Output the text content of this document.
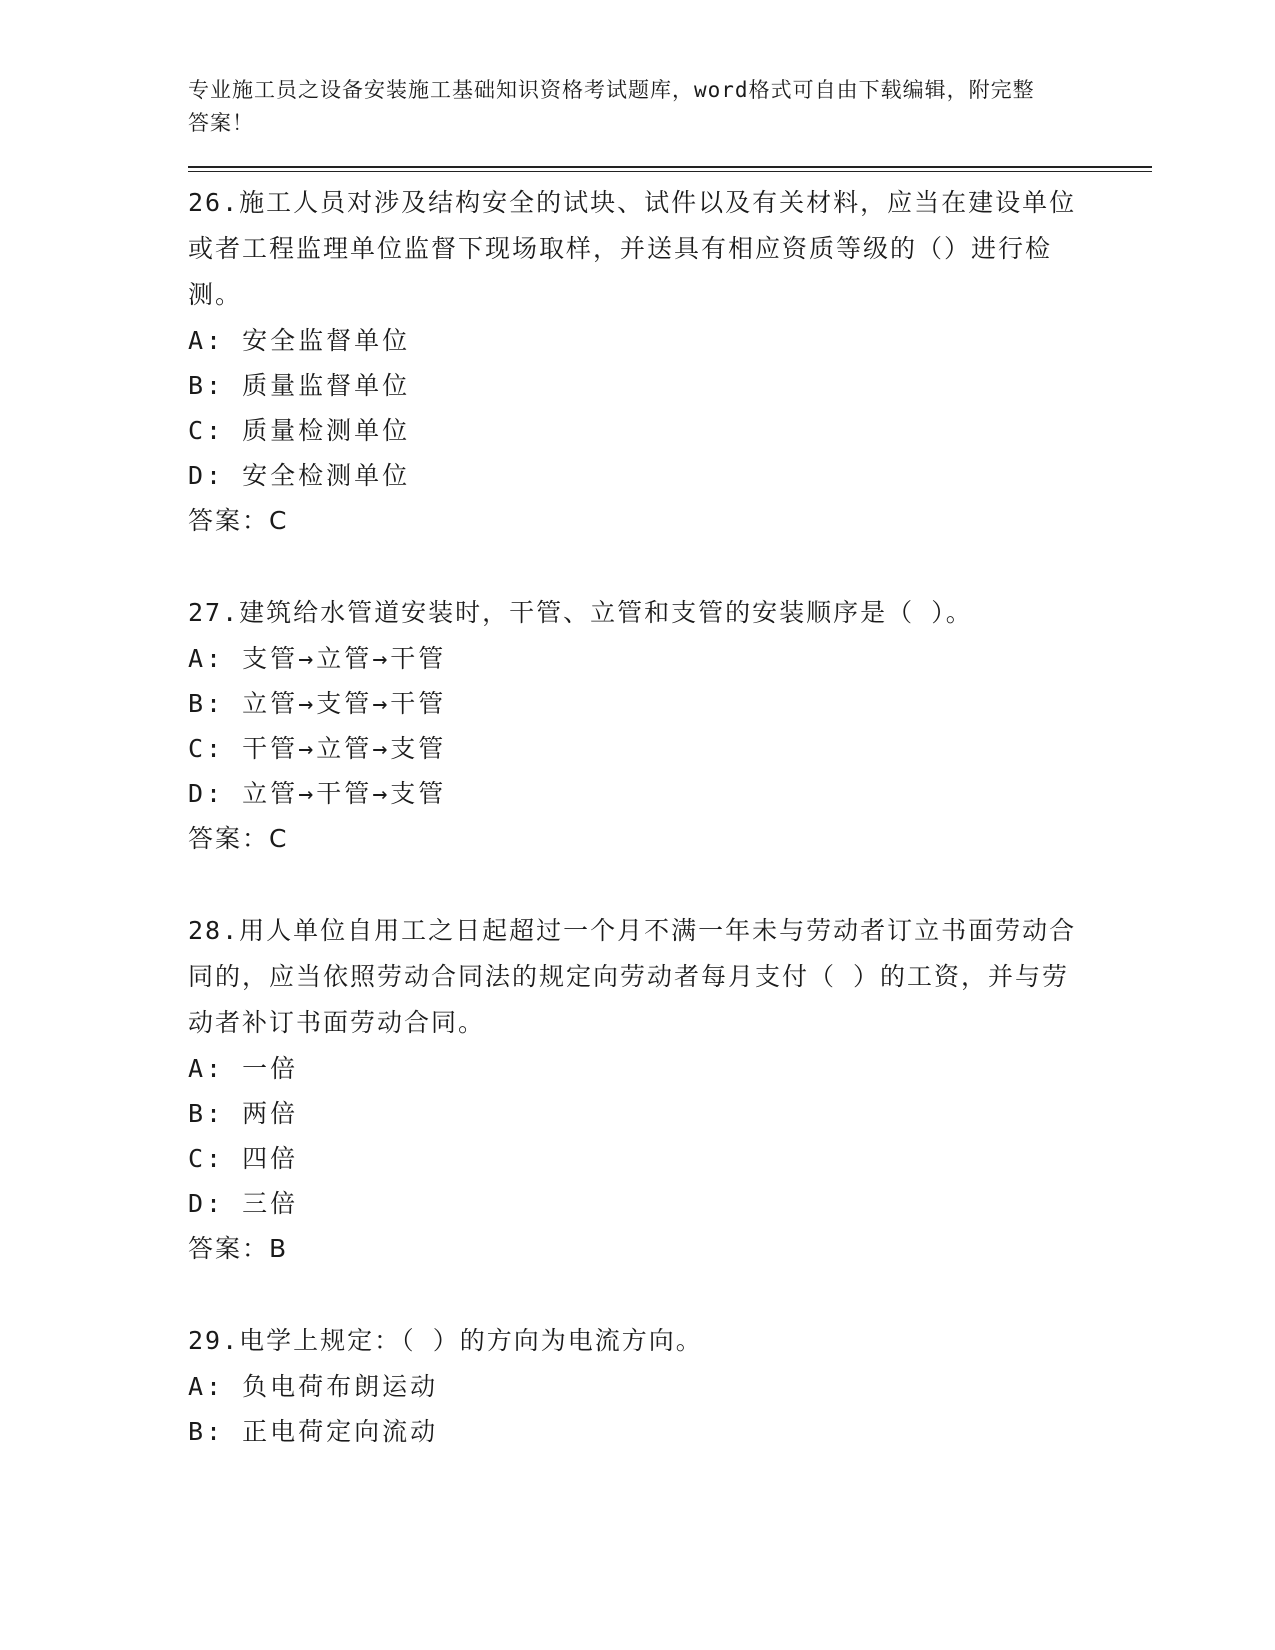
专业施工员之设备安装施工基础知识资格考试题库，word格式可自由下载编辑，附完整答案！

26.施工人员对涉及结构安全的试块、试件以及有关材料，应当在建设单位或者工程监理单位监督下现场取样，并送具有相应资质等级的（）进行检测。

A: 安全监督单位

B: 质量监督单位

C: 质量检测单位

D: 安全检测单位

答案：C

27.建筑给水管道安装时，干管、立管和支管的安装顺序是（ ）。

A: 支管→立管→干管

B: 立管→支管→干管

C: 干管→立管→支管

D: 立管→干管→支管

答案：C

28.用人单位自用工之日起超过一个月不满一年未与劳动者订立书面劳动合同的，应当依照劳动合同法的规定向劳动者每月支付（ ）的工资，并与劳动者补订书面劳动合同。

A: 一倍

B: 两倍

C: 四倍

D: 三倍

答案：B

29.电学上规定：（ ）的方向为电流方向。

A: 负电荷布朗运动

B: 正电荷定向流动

Your instructions:
Leave out the pictures and transcribe everything else exactly.

Answer to the problem:
Output the text content of this document.
专业施工员之设备安装施工基础知识资格考试题库，word格式可自由下载编辑，附完整答案！

26.施工人员对涉及结构安全的试块、试件以及有关材料，应当在建设单位或者工程监理单位监督下现场取样，并送具有相应资质等级的（）进行检测。

A: 安全监督单位

B: 质量监督单位

C: 质量检测单位

D: 安全检测单位

答案：C

27.建筑给水管道安装时，干管、立管和支管的安装顺序是（ ）。

A: 支管→立管→干管

B: 立管→支管→干管

C: 干管→立管→支管

D: 立管→干管→支管

答案：C

28.用人单位自用工之日起超过一个月不满一年未与劳动者订立书面劳动合同的，应当依照劳动合同法的规定向劳动者每月支付（ ）的工资，并与劳动者补订书面劳动合同。

A: 一倍

B: 两倍

C: 四倍

D: 三倍

答案：B

29.电学上规定：（ ）的方向为电流方向。

A: 负电荷布朗运动

B: 正电荷定向流动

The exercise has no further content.